*DIRECTION*: Select every line containing the word "JSON" from the material, and copy those lines.

*MATERIAL FOR THIS EXERCISE*:

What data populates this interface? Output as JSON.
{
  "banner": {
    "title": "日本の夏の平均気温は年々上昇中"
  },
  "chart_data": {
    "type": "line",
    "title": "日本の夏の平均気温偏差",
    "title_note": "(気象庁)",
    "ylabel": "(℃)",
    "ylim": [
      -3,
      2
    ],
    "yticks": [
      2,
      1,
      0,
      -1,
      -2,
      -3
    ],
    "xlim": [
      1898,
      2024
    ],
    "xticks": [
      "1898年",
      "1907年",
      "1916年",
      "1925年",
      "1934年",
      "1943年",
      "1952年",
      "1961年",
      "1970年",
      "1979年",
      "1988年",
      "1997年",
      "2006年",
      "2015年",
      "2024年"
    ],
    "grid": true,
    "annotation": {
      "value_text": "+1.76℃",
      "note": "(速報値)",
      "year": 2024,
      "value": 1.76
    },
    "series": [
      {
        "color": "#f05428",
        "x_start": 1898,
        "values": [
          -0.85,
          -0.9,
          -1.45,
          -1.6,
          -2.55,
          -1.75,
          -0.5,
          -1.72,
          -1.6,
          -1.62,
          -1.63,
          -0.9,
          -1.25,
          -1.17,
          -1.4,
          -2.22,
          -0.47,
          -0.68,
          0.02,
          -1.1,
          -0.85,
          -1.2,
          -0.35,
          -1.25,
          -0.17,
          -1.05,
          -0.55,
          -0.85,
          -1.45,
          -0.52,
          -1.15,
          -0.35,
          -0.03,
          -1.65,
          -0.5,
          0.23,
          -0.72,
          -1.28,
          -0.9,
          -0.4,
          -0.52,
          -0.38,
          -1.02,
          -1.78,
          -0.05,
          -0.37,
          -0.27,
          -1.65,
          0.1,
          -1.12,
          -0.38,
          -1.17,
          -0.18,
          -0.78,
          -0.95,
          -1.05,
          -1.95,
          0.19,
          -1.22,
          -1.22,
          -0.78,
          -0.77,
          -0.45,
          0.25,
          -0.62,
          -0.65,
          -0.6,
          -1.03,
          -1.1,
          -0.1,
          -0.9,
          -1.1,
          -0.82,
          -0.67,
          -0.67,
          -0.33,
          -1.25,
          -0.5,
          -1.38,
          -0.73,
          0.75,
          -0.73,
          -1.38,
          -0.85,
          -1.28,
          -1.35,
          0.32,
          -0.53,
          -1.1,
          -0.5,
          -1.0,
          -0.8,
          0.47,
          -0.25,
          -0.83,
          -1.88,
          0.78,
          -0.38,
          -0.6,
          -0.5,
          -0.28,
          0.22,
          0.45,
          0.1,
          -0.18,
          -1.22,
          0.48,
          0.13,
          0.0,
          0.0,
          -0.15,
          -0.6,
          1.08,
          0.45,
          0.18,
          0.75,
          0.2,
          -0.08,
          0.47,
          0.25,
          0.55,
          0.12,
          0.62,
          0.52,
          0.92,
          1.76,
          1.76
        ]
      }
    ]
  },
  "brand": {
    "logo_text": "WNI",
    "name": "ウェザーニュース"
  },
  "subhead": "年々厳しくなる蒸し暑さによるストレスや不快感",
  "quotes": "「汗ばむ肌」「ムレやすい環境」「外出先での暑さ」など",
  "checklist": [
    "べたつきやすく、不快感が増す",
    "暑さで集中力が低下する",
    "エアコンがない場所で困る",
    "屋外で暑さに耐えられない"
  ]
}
...
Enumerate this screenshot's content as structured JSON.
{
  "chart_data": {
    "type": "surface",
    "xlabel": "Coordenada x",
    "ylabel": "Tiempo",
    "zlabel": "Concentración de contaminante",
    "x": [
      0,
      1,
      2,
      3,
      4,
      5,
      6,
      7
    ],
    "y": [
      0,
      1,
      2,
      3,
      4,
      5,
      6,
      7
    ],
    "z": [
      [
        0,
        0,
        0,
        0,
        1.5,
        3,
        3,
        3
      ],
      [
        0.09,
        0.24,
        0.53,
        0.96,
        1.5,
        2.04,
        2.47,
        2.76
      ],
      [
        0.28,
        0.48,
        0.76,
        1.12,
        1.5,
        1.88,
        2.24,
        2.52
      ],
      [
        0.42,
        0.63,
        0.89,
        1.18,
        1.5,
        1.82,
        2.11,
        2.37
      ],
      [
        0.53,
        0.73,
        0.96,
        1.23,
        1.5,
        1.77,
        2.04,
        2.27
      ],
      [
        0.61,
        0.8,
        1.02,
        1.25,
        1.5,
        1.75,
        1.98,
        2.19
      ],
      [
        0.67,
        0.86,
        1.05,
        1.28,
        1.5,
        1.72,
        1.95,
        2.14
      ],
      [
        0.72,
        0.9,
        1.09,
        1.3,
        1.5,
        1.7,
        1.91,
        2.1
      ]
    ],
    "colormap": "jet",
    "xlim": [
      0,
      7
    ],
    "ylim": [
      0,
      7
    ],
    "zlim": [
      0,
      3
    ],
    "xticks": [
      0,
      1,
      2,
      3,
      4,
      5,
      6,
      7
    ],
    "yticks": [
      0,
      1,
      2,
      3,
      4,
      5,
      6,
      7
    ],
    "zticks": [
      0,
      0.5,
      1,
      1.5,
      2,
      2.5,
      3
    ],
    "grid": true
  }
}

*ANSWER TO THIS EXERCISE*:
What data populates this interface? Output as JSON.
Enumerate this screenshot's content as structured JSON.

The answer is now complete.